## Work required
Reproduce each of the items below line for line, leaving out the pictures.

## Materials provided
<<<<
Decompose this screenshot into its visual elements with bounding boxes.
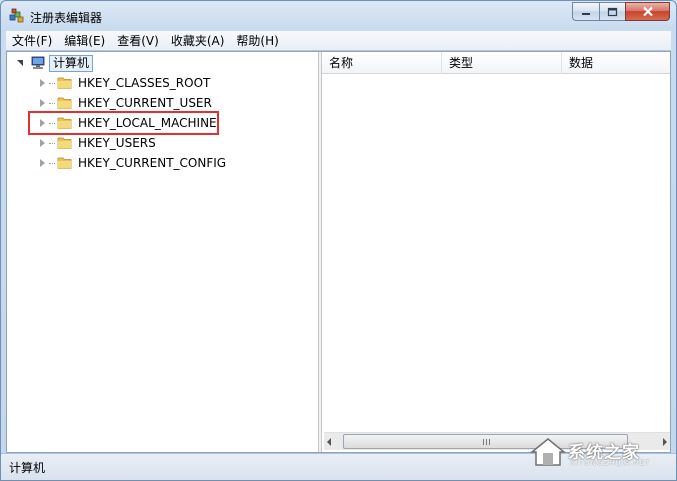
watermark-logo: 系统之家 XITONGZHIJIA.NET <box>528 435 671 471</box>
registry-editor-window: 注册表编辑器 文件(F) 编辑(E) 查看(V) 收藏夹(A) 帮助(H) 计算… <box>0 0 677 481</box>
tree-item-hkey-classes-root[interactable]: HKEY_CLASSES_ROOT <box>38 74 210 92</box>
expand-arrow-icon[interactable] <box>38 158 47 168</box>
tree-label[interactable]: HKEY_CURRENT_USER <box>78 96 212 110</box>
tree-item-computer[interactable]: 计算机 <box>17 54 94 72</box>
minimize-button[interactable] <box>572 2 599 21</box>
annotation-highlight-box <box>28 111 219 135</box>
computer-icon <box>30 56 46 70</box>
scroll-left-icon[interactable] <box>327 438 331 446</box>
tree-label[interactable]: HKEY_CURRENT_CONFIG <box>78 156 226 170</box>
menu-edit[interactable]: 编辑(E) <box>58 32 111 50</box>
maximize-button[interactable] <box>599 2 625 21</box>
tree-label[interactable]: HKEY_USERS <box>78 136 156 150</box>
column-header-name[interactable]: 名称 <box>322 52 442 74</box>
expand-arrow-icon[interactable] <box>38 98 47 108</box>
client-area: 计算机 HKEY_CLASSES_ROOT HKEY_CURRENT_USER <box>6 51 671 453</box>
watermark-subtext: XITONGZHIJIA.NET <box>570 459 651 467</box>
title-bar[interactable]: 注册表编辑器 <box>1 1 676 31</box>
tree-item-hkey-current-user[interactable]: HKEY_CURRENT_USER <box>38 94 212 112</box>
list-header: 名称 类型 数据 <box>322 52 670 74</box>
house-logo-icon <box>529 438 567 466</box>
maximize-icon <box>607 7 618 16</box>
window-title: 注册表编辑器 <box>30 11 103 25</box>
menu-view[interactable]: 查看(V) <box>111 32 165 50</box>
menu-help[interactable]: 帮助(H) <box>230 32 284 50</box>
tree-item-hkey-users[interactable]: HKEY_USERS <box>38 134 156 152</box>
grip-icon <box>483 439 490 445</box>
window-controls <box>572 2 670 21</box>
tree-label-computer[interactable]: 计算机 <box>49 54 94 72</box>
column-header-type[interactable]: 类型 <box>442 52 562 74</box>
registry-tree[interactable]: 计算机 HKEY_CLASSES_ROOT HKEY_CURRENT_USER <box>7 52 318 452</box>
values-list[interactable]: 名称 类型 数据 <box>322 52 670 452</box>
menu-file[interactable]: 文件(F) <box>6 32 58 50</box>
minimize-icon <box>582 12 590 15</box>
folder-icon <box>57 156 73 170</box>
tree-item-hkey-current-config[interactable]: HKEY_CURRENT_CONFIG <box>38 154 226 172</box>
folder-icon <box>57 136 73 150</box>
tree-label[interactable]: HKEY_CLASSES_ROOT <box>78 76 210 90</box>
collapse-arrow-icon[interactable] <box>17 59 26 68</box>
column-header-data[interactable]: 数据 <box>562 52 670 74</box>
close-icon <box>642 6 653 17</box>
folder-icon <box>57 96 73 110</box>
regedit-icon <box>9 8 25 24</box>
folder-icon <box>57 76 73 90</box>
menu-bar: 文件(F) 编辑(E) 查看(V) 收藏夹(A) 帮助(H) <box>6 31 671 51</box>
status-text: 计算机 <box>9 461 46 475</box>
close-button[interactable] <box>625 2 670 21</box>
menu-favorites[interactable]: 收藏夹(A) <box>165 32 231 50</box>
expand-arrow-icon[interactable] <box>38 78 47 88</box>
>>>>
## Written solution
Decompose this screenshot into its visual elements with bounding boxes.
watermark-logo: 系统之家 XITONGZHIJIA.NET <box>528 435 671 471</box>
registry-editor-window: 注册表编辑器 文件(F) 编辑(E) 查看(V) 收藏夹(A) 帮助(H) 计算… <box>0 0 677 481</box>
tree-item-hkey-classes-root[interactable]: HKEY_CLASSES_ROOT <box>38 74 210 92</box>
expand-arrow-icon[interactable] <box>38 158 47 168</box>
tree-label[interactable]: HKEY_CURRENT_USER <box>78 96 212 110</box>
tree-item-computer[interactable]: 计算机 <box>17 54 94 72</box>
minimize-button[interactable] <box>572 2 599 21</box>
annotation-highlight-box <box>28 111 219 135</box>
computer-icon <box>30 56 46 70</box>
scroll-left-icon[interactable] <box>327 438 331 446</box>
tree-label[interactable]: HKEY_CURRENT_CONFIG <box>78 156 226 170</box>
menu-edit[interactable]: 编辑(E) <box>58 32 111 50</box>
maximize-button[interactable] <box>599 2 625 21</box>
tree-label[interactable]: HKEY_USERS <box>78 136 156 150</box>
column-header-name[interactable]: 名称 <box>322 52 442 74</box>
expand-arrow-icon[interactable] <box>38 98 47 108</box>
client-area: 计算机 HKEY_CLASSES_ROOT HKEY_CURRENT_USER <box>6 51 671 453</box>
watermark-subtext: XITONGZHIJIA.NET <box>570 459 651 467</box>
title-bar[interactable]: 注册表编辑器 <box>1 1 676 31</box>
tree-item-hkey-current-user[interactable]: HKEY_CURRENT_USER <box>38 94 212 112</box>
list-header: 名称 类型 数据 <box>322 52 670 74</box>
house-logo-icon <box>529 438 567 466</box>
maximize-icon <box>607 7 618 16</box>
window-title: 注册表编辑器 <box>30 11 103 25</box>
menu-view[interactable]: 查看(V) <box>111 32 165 50</box>
menu-help[interactable]: 帮助(H) <box>230 32 284 50</box>
tree-item-hkey-users[interactable]: HKEY_USERS <box>38 134 156 152</box>
grip-icon <box>483 439 490 445</box>
window-controls <box>572 2 670 21</box>
tree-label-computer[interactable]: 计算机 <box>49 54 94 72</box>
column-header-type[interactable]: 类型 <box>442 52 562 74</box>
registry-tree[interactable]: 计算机 HKEY_CLASSES_ROOT HKEY_CURRENT_USER <box>7 52 318 452</box>
values-list[interactable]: 名称 类型 数据 <box>322 52 670 452</box>
menu-file[interactable]: 文件(F) <box>6 32 58 50</box>
minimize-icon <box>582 12 590 15</box>
folder-icon <box>57 156 73 170</box>
tree-item-hkey-current-config[interactable]: HKEY_CURRENT_CONFIG <box>38 154 226 172</box>
folder-icon <box>57 136 73 150</box>
tree-label[interactable]: HKEY_CLASSES_ROOT <box>78 76 210 90</box>
collapse-arrow-icon[interactable] <box>17 59 26 68</box>
column-header-data[interactable]: 数据 <box>562 52 670 74</box>
close-icon <box>642 6 653 17</box>
folder-icon <box>57 96 73 110</box>
regedit-icon <box>9 8 25 24</box>
folder-icon <box>57 76 73 90</box>
menu-bar: 文件(F) 编辑(E) 查看(V) 收藏夹(A) 帮助(H) <box>6 31 671 51</box>
status-text: 计算机 <box>9 461 46 475</box>
close-button[interactable] <box>625 2 670 21</box>
menu-favorites[interactable]: 收藏夹(A) <box>165 32 231 50</box>
expand-arrow-icon[interactable] <box>38 78 47 88</box>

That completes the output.